◆ **Materials provided**

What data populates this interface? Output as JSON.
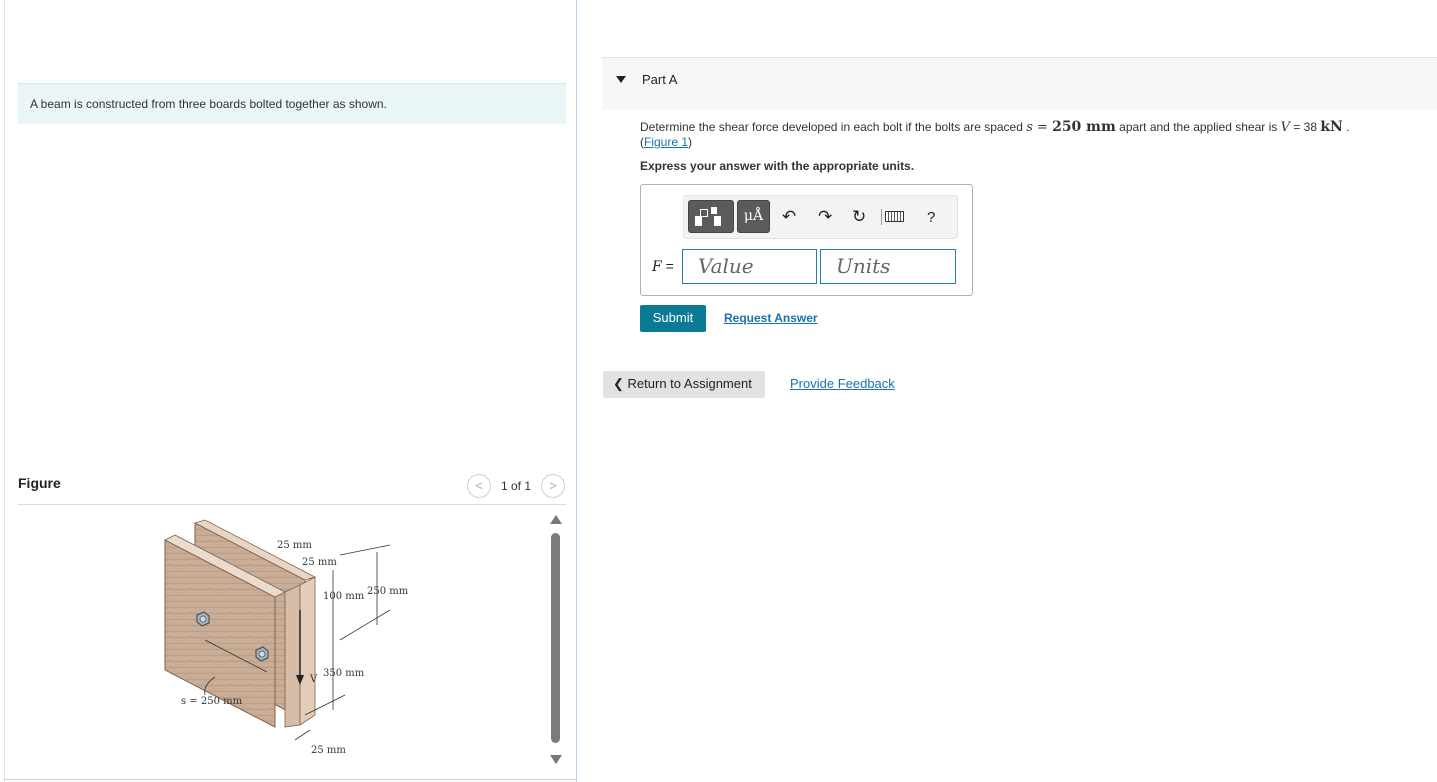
{
  "left": {
    "intro_text": "A beam is constructed from three boards bolted together as shown.",
    "figure_title": "Figure",
    "figure_counter": "1 of 1",
    "figure_labels": {
      "dim_25a": "25 mm",
      "dim_25b": "25 mm",
      "dim_100": "100 mm",
      "dim_250": "250 mm",
      "dim_350": "350 mm",
      "dim_25c": "25 mm",
      "shear": "V",
      "spacing": "s = 250 mm"
    }
  },
  "part": {
    "title": "Part A",
    "q_pre": "Determine the shear force developed in each bolt if the bolts are spaced ",
    "q_s_var": "s",
    "q_s_eq": " = ",
    "q_s_val": "250 mm",
    "q_mid": " apart and the applied shear is ",
    "q_v_var": "V",
    "q_v_eq": " = 38 ",
    "q_v_unit": "kN",
    "q_end": " .",
    "fig_link_open": "(",
    "fig_link": "Figure 1",
    "fig_link_close": ")",
    "express": "Express your answer with the appropriate units.",
    "toolbar": {
      "units_btn": "μÅ",
      "undo": "↶",
      "redo": "↷",
      "reset": "↻",
      "help": "?"
    },
    "answer_label_var": "F",
    "answer_label_eq": " =",
    "value_placeholder": "Value",
    "units_placeholder": "Units",
    "submit": "Submit",
    "request_answer": "Request Answer"
  },
  "footer": {
    "return": "Return to Assignment",
    "return_icon": "chevron-left-icon",
    "feedback": "Provide Feedback"
  },
  "colors": {
    "accent": "#0d7a95",
    "link": "#1a73a8",
    "intro_bg": "#e9f5f7"
  }
}
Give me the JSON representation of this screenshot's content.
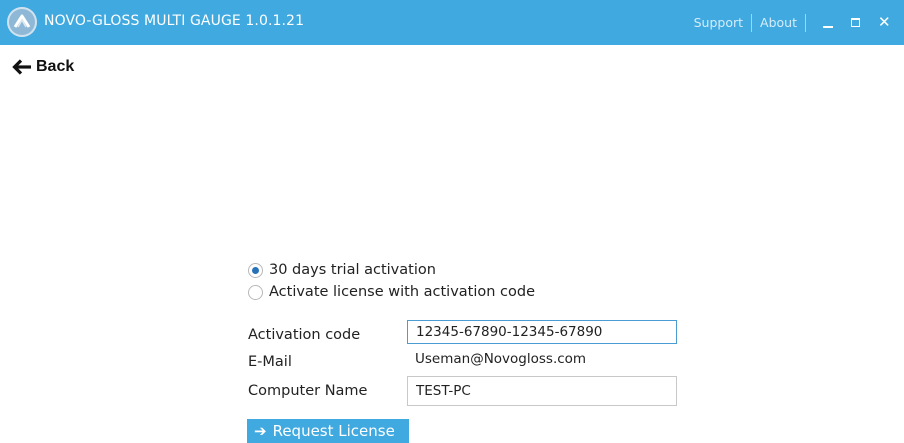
{
  "window": {
    "title": "NOVO-GLOSS MULTI GAUGE 1.0.1.21",
    "links": {
      "support": "Support",
      "about": "About"
    },
    "controls": {
      "minimize_icon": "minimize-icon",
      "maximize_icon": "maximize-icon",
      "close_icon": "close-icon",
      "close_glyph": "✕"
    },
    "logo_icon": "app-logo-icon"
  },
  "nav": {
    "back_label": "Back",
    "back_icon": "arrow-left-icon"
  },
  "activation": {
    "options": [
      {
        "label": "30 days trial activation",
        "selected": true
      },
      {
        "label": "Activate license with activation code",
        "selected": false
      }
    ],
    "fields": {
      "activation_code": {
        "label": "Activation code",
        "value": "12345-67890-12345-67890"
      },
      "email": {
        "label": "E-Mail",
        "value": "Useman@Novogloss.com"
      },
      "computer_name": {
        "label": "Computer Name",
        "value": "TEST-PC"
      }
    },
    "request_button": {
      "label": "Request License",
      "icon": "arrow-right-icon",
      "glyph": "➔"
    }
  },
  "colors": {
    "accent": "#3fa9e0",
    "radio_checked": "#2a72b8",
    "input_focus_border": "#4b9cd3"
  }
}
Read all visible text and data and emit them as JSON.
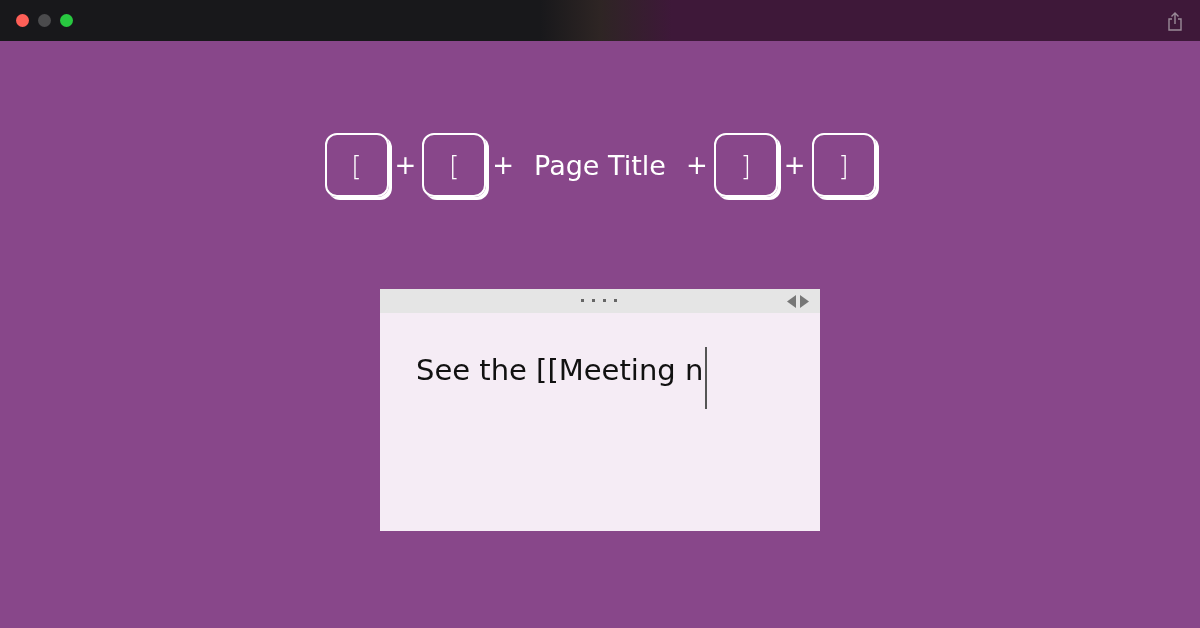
{
  "shortcut": [
    {
      "kind": "key",
      "label": "["
    },
    {
      "kind": "plus",
      "label": "+"
    },
    {
      "kind": "key",
      "label": "["
    },
    {
      "kind": "plus",
      "label": "+"
    },
    {
      "kind": "text",
      "label": "Page Title"
    },
    {
      "kind": "plus",
      "label": "+"
    },
    {
      "kind": "key",
      "label": "]"
    },
    {
      "kind": "plus",
      "label": "+"
    },
    {
      "kind": "key",
      "label": "]"
    }
  ],
  "note": {
    "text": "See the [[Meeting n"
  }
}
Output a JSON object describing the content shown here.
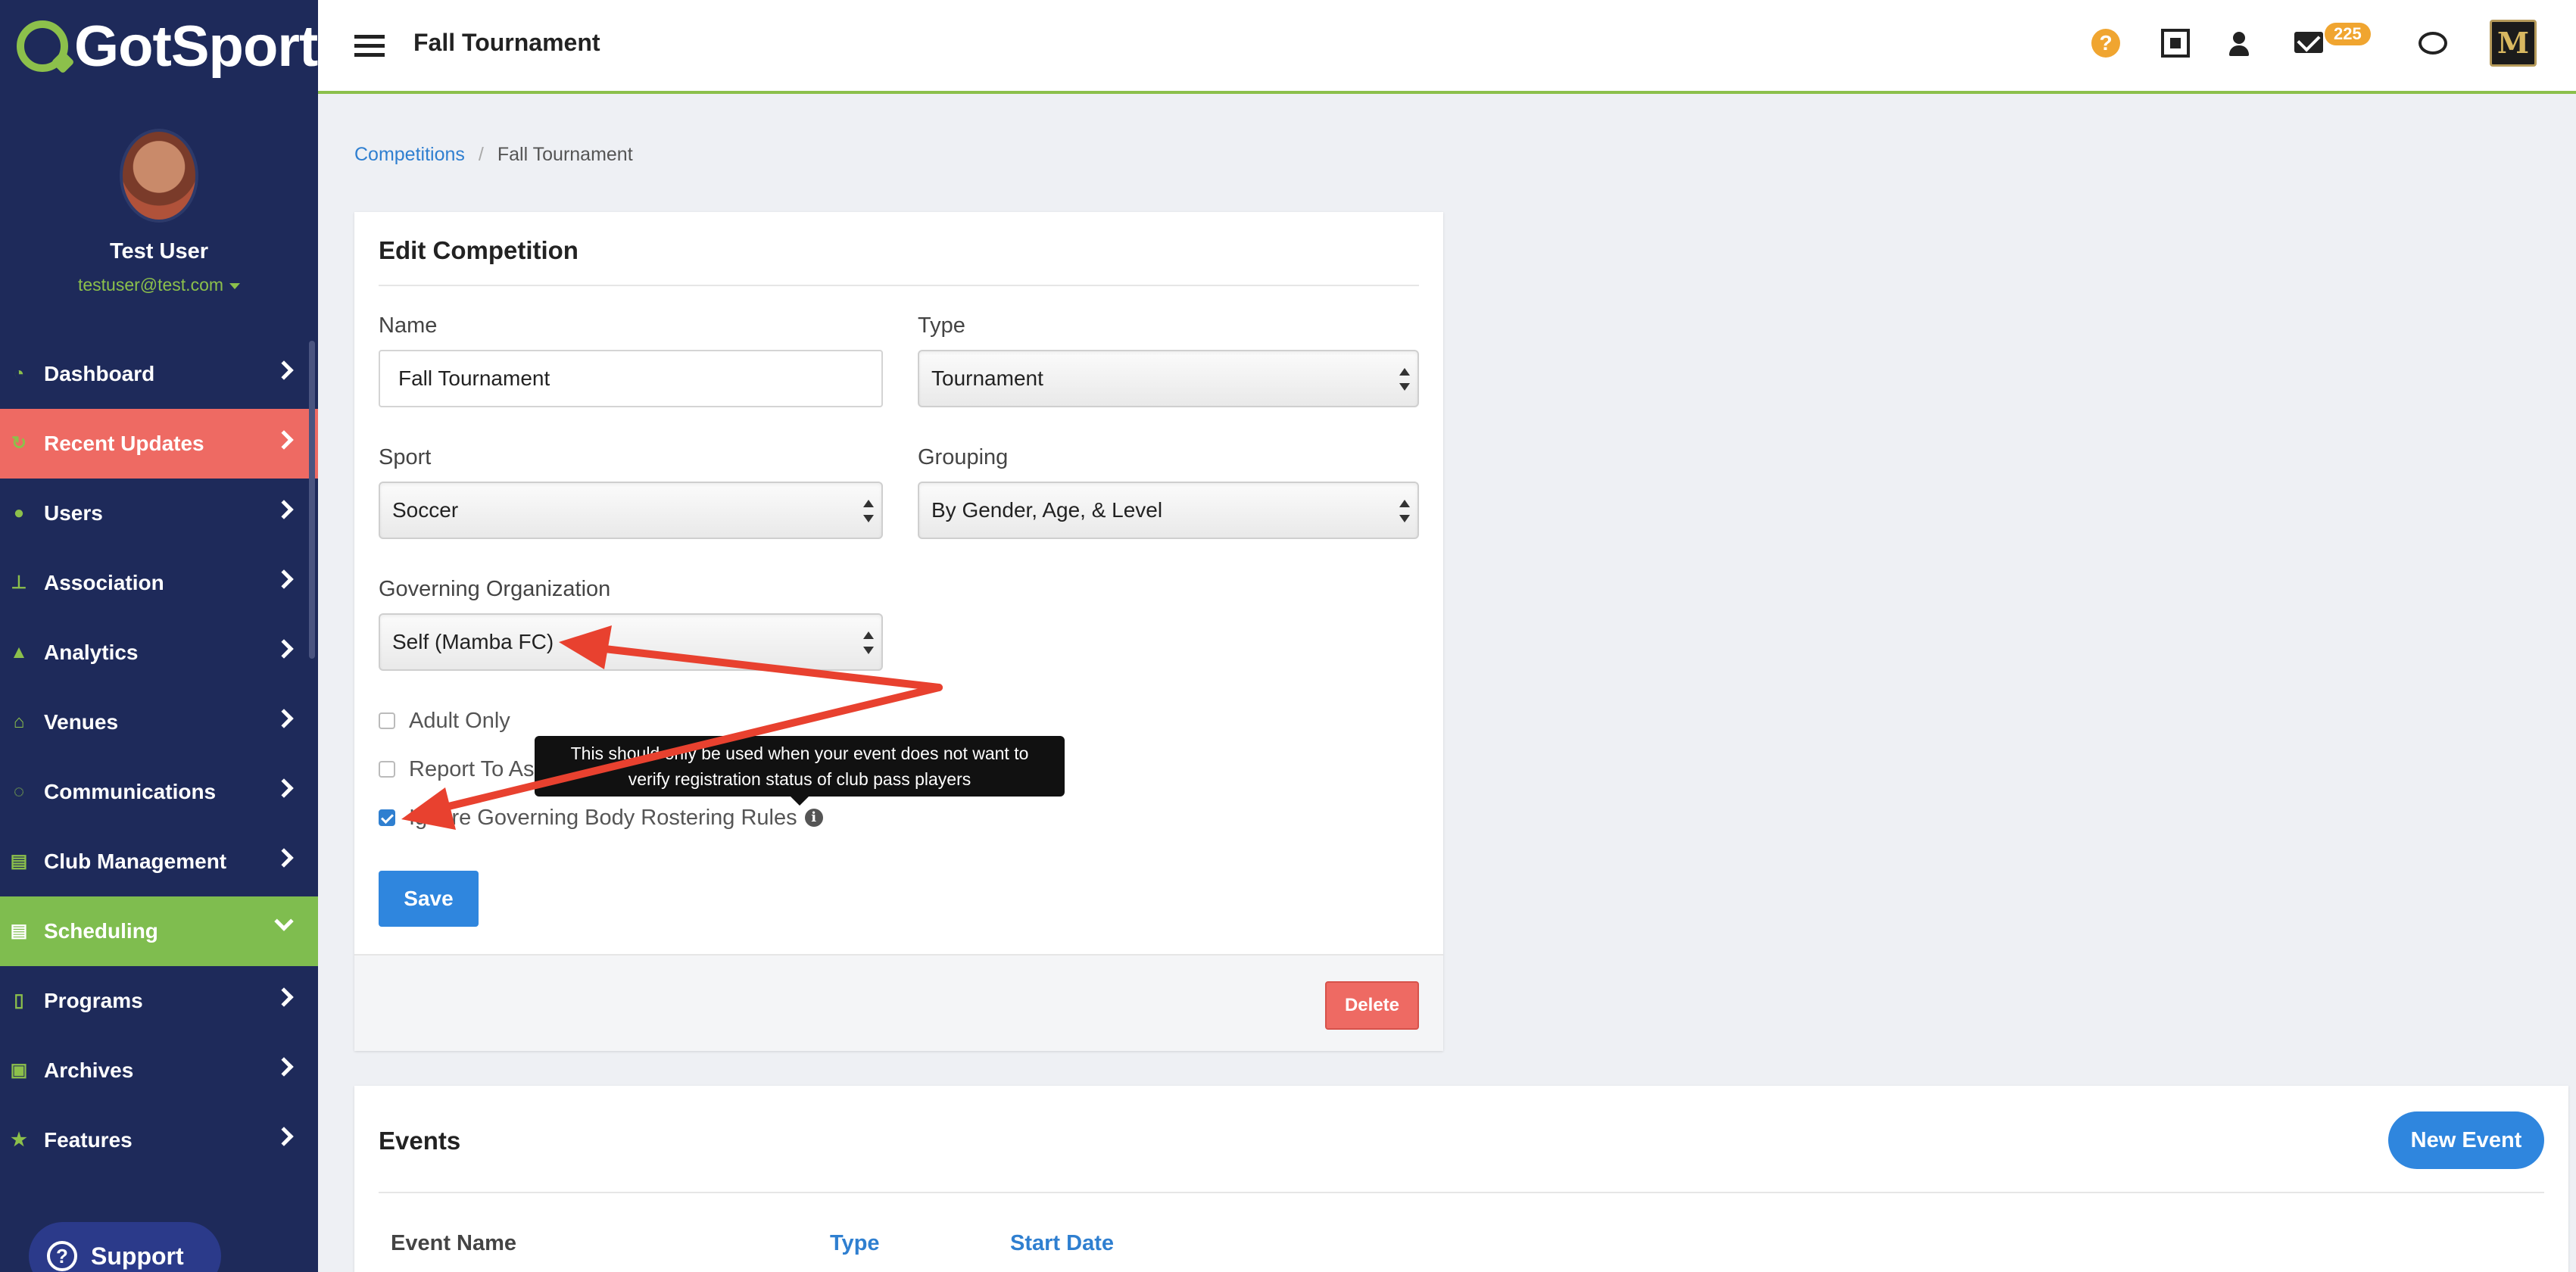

◆ **What you will do**
Using the records above, gather all lines where the string "data" is present.

◆ **Complete output**
What data populates this interface? Output as JSON.
Read all visible text and data and emit them as JSON.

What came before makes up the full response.